TASK PROMPT |
Select the lines that hold the word "Polling" and copy each one.
-=-=-
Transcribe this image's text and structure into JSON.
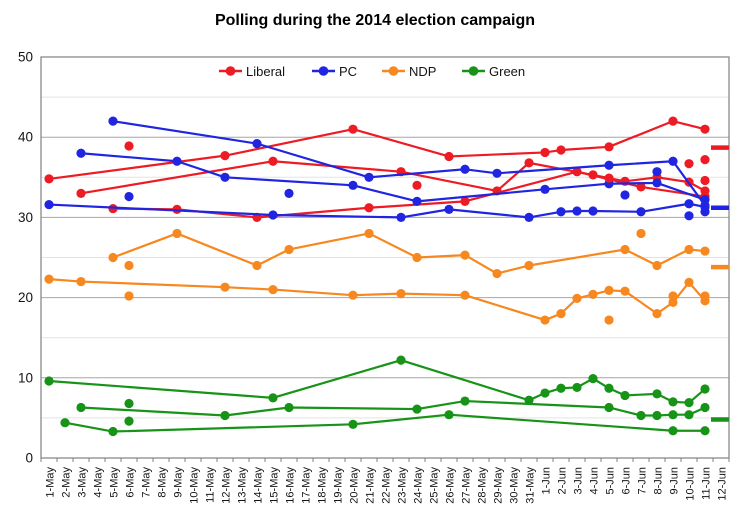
{
  "title": "Polling during the 2014 election campaign",
  "chart_data": {
    "type": "line",
    "title": "Polling during the 2014 election campaign",
    "xlabel": "",
    "ylabel": "",
    "ylim": [
      0,
      50
    ],
    "y_tick_labels": [
      "0",
      "10",
      "20",
      "30",
      "40",
      "50"
    ],
    "y_major_gridlines": [
      10,
      20,
      30,
      40
    ],
    "y_minor_gridlines": [
      5,
      15,
      25,
      35,
      45
    ],
    "grid": "horizontal",
    "legend_position": "top-center",
    "x_categories": [
      "1-May",
      "2-May",
      "3-May",
      "4-May",
      "5-May",
      "6-May",
      "7-May",
      "8-May",
      "9-May",
      "10-May",
      "11-May",
      "12-May",
      "13-May",
      "14-May",
      "15-May",
      "16-May",
      "17-May",
      "18-May",
      "19-May",
      "20-May",
      "21-May",
      "22-May",
      "23-May",
      "24-May",
      "25-May",
      "26-May",
      "27-May",
      "28-May",
      "29-May",
      "30-May",
      "31-May",
      "1-Jun",
      "2-Jun",
      "3-Jun",
      "4-Jun",
      "5-Jun",
      "6-Jun",
      "7-Jun",
      "8-Jun",
      "9-Jun",
      "10-Jun",
      "11-Jun",
      "12-Jun"
    ],
    "legend": [
      {
        "label": "Liberal",
        "color": "#ed1b24"
      },
      {
        "label": "PC",
        "color": "#1f25e0"
      },
      {
        "label": "NDP",
        "color": "#f6881f"
      },
      {
        "label": "Green",
        "color": "#179317"
      }
    ],
    "series": [
      {
        "party": "Liberal",
        "pollster_track": 1,
        "color": "#ed1b24",
        "points": [
          [
            "1-May",
            34.8
          ],
          [
            "12-May",
            37.7
          ],
          [
            "20-May",
            41.0
          ],
          [
            "26-May",
            37.6
          ],
          [
            "1-Jun",
            38.1
          ],
          [
            "2-Jun",
            38.4
          ],
          [
            "5-Jun",
            38.8
          ],
          [
            "9-Jun",
            42.0
          ],
          [
            "11-Jun",
            41.0
          ]
        ]
      },
      {
        "party": "Liberal",
        "pollster_track": 2,
        "color": "#ed1b24",
        "points": [
          [
            "5-May",
            31.1
          ],
          [
            "9-May",
            31.0
          ],
          [
            "14-May",
            30.0
          ],
          [
            "21-May",
            31.2
          ],
          [
            "27-May",
            32.0
          ],
          [
            "3-Jun",
            35.7
          ],
          [
            "7-Jun",
            33.8
          ],
          [
            "11-Jun",
            32.6
          ]
        ]
      },
      {
        "party": "Liberal",
        "pollster_track": 3,
        "color": "#ed1b24",
        "points": [
          [
            "3-May",
            33.0
          ],
          [
            "15-May",
            37.0
          ],
          [
            "23-May",
            35.7
          ],
          [
            "29-May",
            33.3
          ],
          [
            "31-May",
            36.8
          ],
          [
            "4-Jun",
            35.3
          ],
          [
            "6-Jun",
            34.5
          ],
          [
            "8-Jun",
            35.0
          ],
          [
            "10-Jun",
            34.4
          ],
          [
            "11-Jun",
            33.3
          ]
        ]
      },
      {
        "party": "PC",
        "pollster_track": 1,
        "color": "#1f25e0",
        "points": [
          [
            "1-May",
            31.6
          ],
          [
            "15-May",
            30.3
          ],
          [
            "23-May",
            30.0
          ],
          [
            "26-May",
            31.0
          ],
          [
            "31-May",
            30.0
          ],
          [
            "2-Jun",
            30.7
          ],
          [
            "3-Jun",
            30.8
          ],
          [
            "4-Jun",
            30.8
          ],
          [
            "7-Jun",
            30.7
          ],
          [
            "10-Jun",
            31.7
          ],
          [
            "11-Jun",
            31.3
          ]
        ]
      },
      {
        "party": "PC",
        "pollster_track": 2,
        "color": "#1f25e0",
        "points": [
          [
            "3-May",
            38.0
          ],
          [
            "9-May",
            37.0
          ],
          [
            "12-May",
            35.0
          ],
          [
            "20-May",
            34.0
          ],
          [
            "24-May",
            32.0
          ],
          [
            "1-Jun",
            33.5
          ],
          [
            "5-Jun",
            34.2
          ],
          [
            "8-Jun",
            34.3
          ],
          [
            "11-Jun",
            32.2
          ]
        ]
      },
      {
        "party": "PC",
        "pollster_track": 3,
        "color": "#1f25e0",
        "points": [
          [
            "5-May",
            42.0
          ],
          [
            "14-May",
            39.2
          ],
          [
            "21-May",
            35.0
          ],
          [
            "27-May",
            36.0
          ],
          [
            "29-May",
            35.5
          ],
          [
            "5-Jun",
            36.5
          ],
          [
            "9-Jun",
            37.0
          ],
          [
            "11-Jun",
            31.5
          ]
        ]
      },
      {
        "party": "NDP",
        "pollster_track": 1,
        "color": "#f6881f",
        "points": [
          [
            "1-May",
            22.3
          ],
          [
            "3-May",
            22.0
          ],
          [
            "12-May",
            21.3
          ],
          [
            "15-May",
            21.0
          ],
          [
            "20-May",
            20.3
          ],
          [
            "23-May",
            20.5
          ],
          [
            "27-May",
            20.3
          ],
          [
            "1-Jun",
            17.2
          ],
          [
            "2-Jun",
            18.0
          ],
          [
            "3-Jun",
            19.9
          ],
          [
            "4-Jun",
            20.4
          ],
          [
            "5-Jun",
            20.9
          ],
          [
            "6-Jun",
            20.8
          ],
          [
            "8-Jun",
            18.0
          ],
          [
            "9-Jun",
            19.4
          ],
          [
            "10-Jun",
            21.9
          ],
          [
            "11-Jun",
            19.6
          ]
        ]
      },
      {
        "party": "NDP",
        "pollster_track": 2,
        "color": "#f6881f",
        "points": [
          [
            "5-May",
            25.0
          ],
          [
            "9-May",
            28.0
          ],
          [
            "14-May",
            24.0
          ],
          [
            "16-May",
            26.0
          ],
          [
            "21-May",
            28.0
          ],
          [
            "24-May",
            25.0
          ],
          [
            "27-May",
            25.3
          ],
          [
            "29-May",
            23.0
          ],
          [
            "31-May",
            24.0
          ],
          [
            "6-Jun",
            26.0
          ],
          [
            "8-Jun",
            24.0
          ],
          [
            "10-Jun",
            26.0
          ],
          [
            "11-Jun",
            25.8
          ]
        ]
      },
      {
        "party": "Green",
        "pollster_track": 1,
        "color": "#179317",
        "points": [
          [
            "1-May",
            9.6
          ],
          [
            "15-May",
            7.5
          ],
          [
            "23-May",
            12.2
          ],
          [
            "31-May",
            7.2
          ],
          [
            "1-Jun",
            8.1
          ],
          [
            "2-Jun",
            8.7
          ],
          [
            "3-Jun",
            8.8
          ],
          [
            "4-Jun",
            9.9
          ],
          [
            "5-Jun",
            8.7
          ],
          [
            "6-Jun",
            7.8
          ],
          [
            "8-Jun",
            8.0
          ],
          [
            "9-Jun",
            7.0
          ],
          [
            "10-Jun",
            6.9
          ],
          [
            "11-Jun",
            8.6
          ]
        ]
      },
      {
        "party": "Green",
        "pollster_track": 2,
        "color": "#179317",
        "points": [
          [
            "3-May",
            6.3
          ],
          [
            "12-May",
            5.3
          ],
          [
            "16-May",
            6.3
          ],
          [
            "24-May",
            6.1
          ],
          [
            "27-May",
            7.1
          ],
          [
            "5-Jun",
            6.3
          ],
          [
            "7-Jun",
            5.3
          ],
          [
            "8-Jun",
            5.3
          ],
          [
            "9-Jun",
            5.4
          ],
          [
            "10-Jun",
            5.4
          ],
          [
            "11-Jun",
            6.3
          ]
        ]
      },
      {
        "party": "Green",
        "pollster_track": 3,
        "color": "#179317",
        "points": [
          [
            "2-May",
            4.4
          ],
          [
            "5-May",
            3.3
          ],
          [
            "20-May",
            4.2
          ],
          [
            "26-May",
            5.4
          ],
          [
            "9-Jun",
            3.4
          ],
          [
            "11-Jun",
            3.4
          ]
        ]
      }
    ],
    "extra_points": [
      {
        "party": "Liberal",
        "color": "#ed1b24",
        "date": "6-May",
        "value": 38.9
      },
      {
        "party": "Liberal",
        "color": "#ed1b24",
        "date": "24-May",
        "value": 34.0
      },
      {
        "party": "Liberal",
        "color": "#ed1b24",
        "date": "5-Jun",
        "value": 34.9
      },
      {
        "party": "Liberal",
        "color": "#ed1b24",
        "date": "10-Jun",
        "value": 36.7
      },
      {
        "party": "Liberal",
        "color": "#ed1b24",
        "date": "11-Jun",
        "value": 37.2
      },
      {
        "party": "Liberal",
        "color": "#ed1b24",
        "date": "11-Jun",
        "value": 34.6
      },
      {
        "party": "PC",
        "color": "#1f25e0",
        "date": "6-May",
        "value": 32.6
      },
      {
        "party": "PC",
        "color": "#1f25e0",
        "date": "16-May",
        "value": 33.0
      },
      {
        "party": "PC",
        "color": "#1f25e0",
        "date": "6-Jun",
        "value": 32.8
      },
      {
        "party": "PC",
        "color": "#1f25e0",
        "date": "8-Jun",
        "value": 35.7
      },
      {
        "party": "PC",
        "color": "#1f25e0",
        "date": "10-Jun",
        "value": 30.2
      },
      {
        "party": "PC",
        "color": "#1f25e0",
        "date": "11-Jun",
        "value": 30.7
      },
      {
        "party": "NDP",
        "color": "#f6881f",
        "date": "6-May",
        "value": 24.0
      },
      {
        "party": "NDP",
        "color": "#f6881f",
        "date": "6-May",
        "value": 20.2
      },
      {
        "party": "NDP",
        "color": "#f6881f",
        "date": "5-Jun",
        "value": 17.2
      },
      {
        "party": "NDP",
        "color": "#f6881f",
        "date": "7-Jun",
        "value": 28.0
      },
      {
        "party": "NDP",
        "color": "#f6881f",
        "date": "9-Jun",
        "value": 20.2
      },
      {
        "party": "NDP",
        "color": "#f6881f",
        "date": "11-Jun",
        "value": 20.2
      },
      {
        "party": "Green",
        "color": "#179317",
        "date": "6-May",
        "value": 6.8
      },
      {
        "party": "Green",
        "color": "#179317",
        "date": "6-May",
        "value": 4.6
      }
    ],
    "election_result_markers": [
      {
        "party": "Liberal",
        "color": "#ed1b24",
        "value": 38.7
      },
      {
        "party": "PC",
        "color": "#1f25e0",
        "value": 31.2
      },
      {
        "party": "NDP",
        "color": "#f6881f",
        "value": 23.8
      },
      {
        "party": "Green",
        "color": "#179317",
        "value": 4.8
      }
    ]
  }
}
-=-=-
PROBLEM SOLUTION |
  "title": "Polling during the 2014 election campaign",
    "title": "Polling during the 2014 election campaign",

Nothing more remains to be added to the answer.